## begin Given information

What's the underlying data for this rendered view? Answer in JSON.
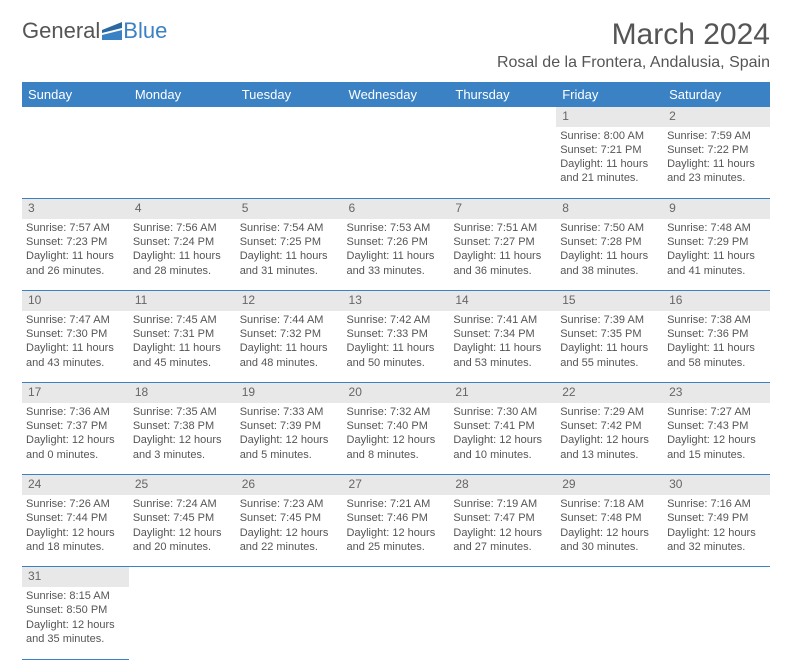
{
  "logo": {
    "textA": "General",
    "textB": "Blue",
    "colorA": "#555555",
    "colorB": "#3b82c4"
  },
  "title": "March 2024",
  "location": "Rosal de la Frontera, Andalusia, Spain",
  "header_color": "#3b82c4",
  "daynum_bg": "#e8e8e8",
  "weekdays": [
    "Sunday",
    "Monday",
    "Tuesday",
    "Wednesday",
    "Thursday",
    "Friday",
    "Saturday"
  ],
  "weeks": [
    {
      "nums": [
        "",
        "",
        "",
        "",
        "",
        "1",
        "2"
      ],
      "info": [
        "",
        "",
        "",
        "",
        "",
        "Sunrise: 8:00 AM\nSunset: 7:21 PM\nDaylight: 11 hours and 21 minutes.",
        "Sunrise: 7:59 AM\nSunset: 7:22 PM\nDaylight: 11 hours and 23 minutes."
      ]
    },
    {
      "nums": [
        "3",
        "4",
        "5",
        "6",
        "7",
        "8",
        "9"
      ],
      "info": [
        "Sunrise: 7:57 AM\nSunset: 7:23 PM\nDaylight: 11 hours and 26 minutes.",
        "Sunrise: 7:56 AM\nSunset: 7:24 PM\nDaylight: 11 hours and 28 minutes.",
        "Sunrise: 7:54 AM\nSunset: 7:25 PM\nDaylight: 11 hours and 31 minutes.",
        "Sunrise: 7:53 AM\nSunset: 7:26 PM\nDaylight: 11 hours and 33 minutes.",
        "Sunrise: 7:51 AM\nSunset: 7:27 PM\nDaylight: 11 hours and 36 minutes.",
        "Sunrise: 7:50 AM\nSunset: 7:28 PM\nDaylight: 11 hours and 38 minutes.",
        "Sunrise: 7:48 AM\nSunset: 7:29 PM\nDaylight: 11 hours and 41 minutes."
      ]
    },
    {
      "nums": [
        "10",
        "11",
        "12",
        "13",
        "14",
        "15",
        "16"
      ],
      "info": [
        "Sunrise: 7:47 AM\nSunset: 7:30 PM\nDaylight: 11 hours and 43 minutes.",
        "Sunrise: 7:45 AM\nSunset: 7:31 PM\nDaylight: 11 hours and 45 minutes.",
        "Sunrise: 7:44 AM\nSunset: 7:32 PM\nDaylight: 11 hours and 48 minutes.",
        "Sunrise: 7:42 AM\nSunset: 7:33 PM\nDaylight: 11 hours and 50 minutes.",
        "Sunrise: 7:41 AM\nSunset: 7:34 PM\nDaylight: 11 hours and 53 minutes.",
        "Sunrise: 7:39 AM\nSunset: 7:35 PM\nDaylight: 11 hours and 55 minutes.",
        "Sunrise: 7:38 AM\nSunset: 7:36 PM\nDaylight: 11 hours and 58 minutes."
      ]
    },
    {
      "nums": [
        "17",
        "18",
        "19",
        "20",
        "21",
        "22",
        "23"
      ],
      "info": [
        "Sunrise: 7:36 AM\nSunset: 7:37 PM\nDaylight: 12 hours and 0 minutes.",
        "Sunrise: 7:35 AM\nSunset: 7:38 PM\nDaylight: 12 hours and 3 minutes.",
        "Sunrise: 7:33 AM\nSunset: 7:39 PM\nDaylight: 12 hours and 5 minutes.",
        "Sunrise: 7:32 AM\nSunset: 7:40 PM\nDaylight: 12 hours and 8 minutes.",
        "Sunrise: 7:30 AM\nSunset: 7:41 PM\nDaylight: 12 hours and 10 minutes.",
        "Sunrise: 7:29 AM\nSunset: 7:42 PM\nDaylight: 12 hours and 13 minutes.",
        "Sunrise: 7:27 AM\nSunset: 7:43 PM\nDaylight: 12 hours and 15 minutes."
      ]
    },
    {
      "nums": [
        "24",
        "25",
        "26",
        "27",
        "28",
        "29",
        "30"
      ],
      "info": [
        "Sunrise: 7:26 AM\nSunset: 7:44 PM\nDaylight: 12 hours and 18 minutes.",
        "Sunrise: 7:24 AM\nSunset: 7:45 PM\nDaylight: 12 hours and 20 minutes.",
        "Sunrise: 7:23 AM\nSunset: 7:45 PM\nDaylight: 12 hours and 22 minutes.",
        "Sunrise: 7:21 AM\nSunset: 7:46 PM\nDaylight: 12 hours and 25 minutes.",
        "Sunrise: 7:19 AM\nSunset: 7:47 PM\nDaylight: 12 hours and 27 minutes.",
        "Sunrise: 7:18 AM\nSunset: 7:48 PM\nDaylight: 12 hours and 30 minutes.",
        "Sunrise: 7:16 AM\nSunset: 7:49 PM\nDaylight: 12 hours and 32 minutes."
      ]
    },
    {
      "nums": [
        "31",
        "",
        "",
        "",
        "",
        "",
        ""
      ],
      "info": [
        "Sunrise: 8:15 AM\nSunset: 8:50 PM\nDaylight: 12 hours and 35 minutes.",
        "",
        "",
        "",
        "",
        "",
        ""
      ]
    }
  ]
}
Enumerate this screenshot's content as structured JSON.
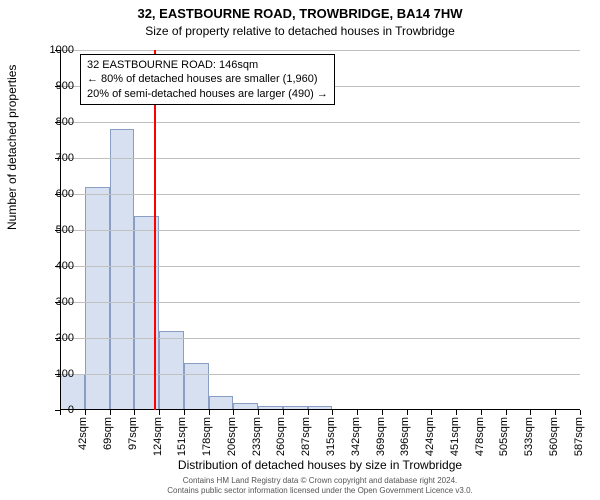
{
  "title_main": "32, EASTBOURNE ROAD, TROWBRIDGE, BA14 7HW",
  "title_sub": "Size of property relative to detached houses in Trowbridge",
  "ylabel": "Number of detached properties",
  "xlabel": "Distribution of detached houses by size in Trowbridge",
  "footer_line1": "Contains HM Land Registry data © Crown copyright and database right 2024.",
  "footer_line2": "Contains public sector information licensed under the Open Government Licence v3.0.",
  "chart": {
    "type": "histogram",
    "ylim": [
      0,
      1000
    ],
    "ytick_step": 100,
    "x_categories": [
      "42sqm",
      "69sqm",
      "97sqm",
      "124sqm",
      "151sqm",
      "178sqm",
      "206sqm",
      "233sqm",
      "260sqm",
      "287sqm",
      "315sqm",
      "342sqm",
      "369sqm",
      "396sqm",
      "424sqm",
      "451sqm",
      "478sqm",
      "505sqm",
      "533sqm",
      "560sqm",
      "587sqm"
    ],
    "values": [
      100,
      620,
      780,
      540,
      220,
      130,
      40,
      20,
      10,
      10,
      10,
      0,
      0,
      0,
      0,
      0,
      0,
      0,
      0,
      0,
      0
    ],
    "bar_fill": "#d6e0f0",
    "bar_stroke": "#8a9ec4",
    "grid_color": "#c0c0c0",
    "background_color": "#ffffff",
    "marker_index": 3.8,
    "marker_color": "#ff0000",
    "bar_width_ratio": 1.0
  },
  "annotation": {
    "line1": "32 EASTBOURNE ROAD: 146sqm",
    "line2": "← 80% of detached houses are smaller (1,960)",
    "line3": "20% of semi-detached houses are larger (490) →"
  }
}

## end Given information

Task objective: Find each line holding "Contains". Copy it out.

Task solution:
  "footer_line1": "Contains HM Land Registry data © Crown copyright and database right 2024.",
  "footer_line2": "Contains public sector information licensed under the Open Government Licence v3.0.",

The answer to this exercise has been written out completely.